### [RECORDS FOR THE TASK]
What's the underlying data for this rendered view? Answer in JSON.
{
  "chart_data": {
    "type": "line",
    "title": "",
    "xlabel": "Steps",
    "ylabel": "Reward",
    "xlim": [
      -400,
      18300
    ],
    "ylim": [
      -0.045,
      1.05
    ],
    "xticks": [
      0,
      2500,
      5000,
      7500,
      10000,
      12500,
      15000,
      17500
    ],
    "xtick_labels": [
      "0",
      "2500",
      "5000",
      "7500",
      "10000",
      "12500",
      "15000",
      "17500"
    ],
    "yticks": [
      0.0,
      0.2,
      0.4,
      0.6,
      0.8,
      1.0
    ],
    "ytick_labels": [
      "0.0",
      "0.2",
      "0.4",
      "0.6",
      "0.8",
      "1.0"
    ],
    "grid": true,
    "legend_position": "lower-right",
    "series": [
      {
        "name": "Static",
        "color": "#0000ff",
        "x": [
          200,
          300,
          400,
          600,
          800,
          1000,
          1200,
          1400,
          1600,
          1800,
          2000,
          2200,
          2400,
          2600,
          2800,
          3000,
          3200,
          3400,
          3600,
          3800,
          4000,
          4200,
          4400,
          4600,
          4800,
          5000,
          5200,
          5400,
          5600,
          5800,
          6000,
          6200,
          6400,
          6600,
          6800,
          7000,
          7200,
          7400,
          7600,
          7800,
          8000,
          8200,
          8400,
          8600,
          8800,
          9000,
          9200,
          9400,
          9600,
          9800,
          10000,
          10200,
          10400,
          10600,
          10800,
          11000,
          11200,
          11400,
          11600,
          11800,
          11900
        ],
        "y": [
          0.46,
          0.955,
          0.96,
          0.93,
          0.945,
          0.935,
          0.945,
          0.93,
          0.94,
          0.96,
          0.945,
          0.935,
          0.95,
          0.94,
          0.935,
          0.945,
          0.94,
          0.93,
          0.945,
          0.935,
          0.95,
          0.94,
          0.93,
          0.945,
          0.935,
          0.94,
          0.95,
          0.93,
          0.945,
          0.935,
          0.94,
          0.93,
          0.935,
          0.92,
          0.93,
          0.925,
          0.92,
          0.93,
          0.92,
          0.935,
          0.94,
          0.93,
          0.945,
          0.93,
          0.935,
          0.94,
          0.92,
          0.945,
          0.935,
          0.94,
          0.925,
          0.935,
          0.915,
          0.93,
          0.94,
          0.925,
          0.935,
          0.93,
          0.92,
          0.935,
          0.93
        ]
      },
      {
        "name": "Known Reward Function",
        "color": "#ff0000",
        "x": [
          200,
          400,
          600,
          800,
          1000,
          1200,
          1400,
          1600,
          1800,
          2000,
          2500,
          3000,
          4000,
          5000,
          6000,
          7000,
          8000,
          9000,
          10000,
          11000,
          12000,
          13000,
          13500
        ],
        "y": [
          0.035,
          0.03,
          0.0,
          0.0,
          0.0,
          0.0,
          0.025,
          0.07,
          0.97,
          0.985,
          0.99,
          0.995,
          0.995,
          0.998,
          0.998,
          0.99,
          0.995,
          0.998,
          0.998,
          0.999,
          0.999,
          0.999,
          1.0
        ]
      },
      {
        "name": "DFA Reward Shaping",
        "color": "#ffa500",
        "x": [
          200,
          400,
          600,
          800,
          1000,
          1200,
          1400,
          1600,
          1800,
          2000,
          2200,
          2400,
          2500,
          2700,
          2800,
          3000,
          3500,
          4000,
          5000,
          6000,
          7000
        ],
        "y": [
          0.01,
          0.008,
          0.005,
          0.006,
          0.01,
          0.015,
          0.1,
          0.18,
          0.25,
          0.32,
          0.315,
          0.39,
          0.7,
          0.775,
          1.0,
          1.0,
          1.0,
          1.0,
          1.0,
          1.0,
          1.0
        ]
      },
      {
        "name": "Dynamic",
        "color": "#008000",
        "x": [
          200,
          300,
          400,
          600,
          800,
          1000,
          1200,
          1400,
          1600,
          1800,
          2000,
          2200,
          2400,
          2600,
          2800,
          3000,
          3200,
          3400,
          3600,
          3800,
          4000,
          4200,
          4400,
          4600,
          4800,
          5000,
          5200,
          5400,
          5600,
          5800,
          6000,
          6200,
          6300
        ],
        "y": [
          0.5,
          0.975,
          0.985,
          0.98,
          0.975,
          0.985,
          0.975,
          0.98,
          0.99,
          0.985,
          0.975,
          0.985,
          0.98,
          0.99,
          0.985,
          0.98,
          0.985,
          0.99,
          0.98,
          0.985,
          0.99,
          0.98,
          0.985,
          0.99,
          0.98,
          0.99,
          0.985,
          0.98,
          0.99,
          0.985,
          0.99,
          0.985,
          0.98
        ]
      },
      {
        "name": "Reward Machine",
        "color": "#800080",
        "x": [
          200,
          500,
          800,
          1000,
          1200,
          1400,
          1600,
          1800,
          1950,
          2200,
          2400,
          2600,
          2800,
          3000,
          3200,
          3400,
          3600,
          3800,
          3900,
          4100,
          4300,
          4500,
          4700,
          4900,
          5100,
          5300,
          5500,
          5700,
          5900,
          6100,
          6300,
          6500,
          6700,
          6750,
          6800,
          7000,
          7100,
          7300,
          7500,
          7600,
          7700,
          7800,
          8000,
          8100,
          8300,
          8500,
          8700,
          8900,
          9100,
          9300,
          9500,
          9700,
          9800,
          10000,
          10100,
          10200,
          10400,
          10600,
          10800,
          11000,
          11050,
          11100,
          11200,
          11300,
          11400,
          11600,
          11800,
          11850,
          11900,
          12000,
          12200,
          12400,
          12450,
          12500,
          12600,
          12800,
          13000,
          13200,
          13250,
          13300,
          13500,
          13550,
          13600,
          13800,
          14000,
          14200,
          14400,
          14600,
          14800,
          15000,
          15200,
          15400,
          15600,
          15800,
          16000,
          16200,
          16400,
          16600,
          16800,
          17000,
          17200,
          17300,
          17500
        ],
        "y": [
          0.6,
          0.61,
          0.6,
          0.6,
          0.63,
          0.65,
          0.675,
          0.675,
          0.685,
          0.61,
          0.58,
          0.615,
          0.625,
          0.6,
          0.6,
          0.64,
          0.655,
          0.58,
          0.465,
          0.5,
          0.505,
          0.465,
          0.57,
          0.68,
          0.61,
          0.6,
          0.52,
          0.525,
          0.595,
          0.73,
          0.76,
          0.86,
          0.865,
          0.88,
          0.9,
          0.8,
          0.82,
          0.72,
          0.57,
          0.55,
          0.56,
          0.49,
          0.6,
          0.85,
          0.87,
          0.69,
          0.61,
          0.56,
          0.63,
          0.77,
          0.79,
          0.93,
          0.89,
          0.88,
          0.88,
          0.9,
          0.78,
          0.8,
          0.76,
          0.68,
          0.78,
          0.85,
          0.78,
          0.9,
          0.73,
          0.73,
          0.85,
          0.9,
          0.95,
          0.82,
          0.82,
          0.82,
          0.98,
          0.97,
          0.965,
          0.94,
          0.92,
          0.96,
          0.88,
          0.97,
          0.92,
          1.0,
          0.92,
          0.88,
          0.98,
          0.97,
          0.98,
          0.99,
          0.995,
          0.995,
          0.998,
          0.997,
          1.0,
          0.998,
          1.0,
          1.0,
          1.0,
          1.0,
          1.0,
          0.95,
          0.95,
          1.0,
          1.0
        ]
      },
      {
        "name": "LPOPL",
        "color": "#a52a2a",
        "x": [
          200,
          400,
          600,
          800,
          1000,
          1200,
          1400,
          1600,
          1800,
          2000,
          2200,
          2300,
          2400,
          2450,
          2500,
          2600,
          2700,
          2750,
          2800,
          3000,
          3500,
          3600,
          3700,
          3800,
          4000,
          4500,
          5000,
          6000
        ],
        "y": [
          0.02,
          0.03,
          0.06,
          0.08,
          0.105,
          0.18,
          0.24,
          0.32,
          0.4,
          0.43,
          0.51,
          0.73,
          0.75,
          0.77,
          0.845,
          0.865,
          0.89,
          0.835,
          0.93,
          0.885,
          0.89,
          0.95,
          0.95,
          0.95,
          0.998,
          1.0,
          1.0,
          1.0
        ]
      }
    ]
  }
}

### [WHAT TO PRODUCE]
Going through the entries above line by line, work out how many lines include the word "name". Only the number is required.

### [RESPONSE TO THIS EXERCISE]
6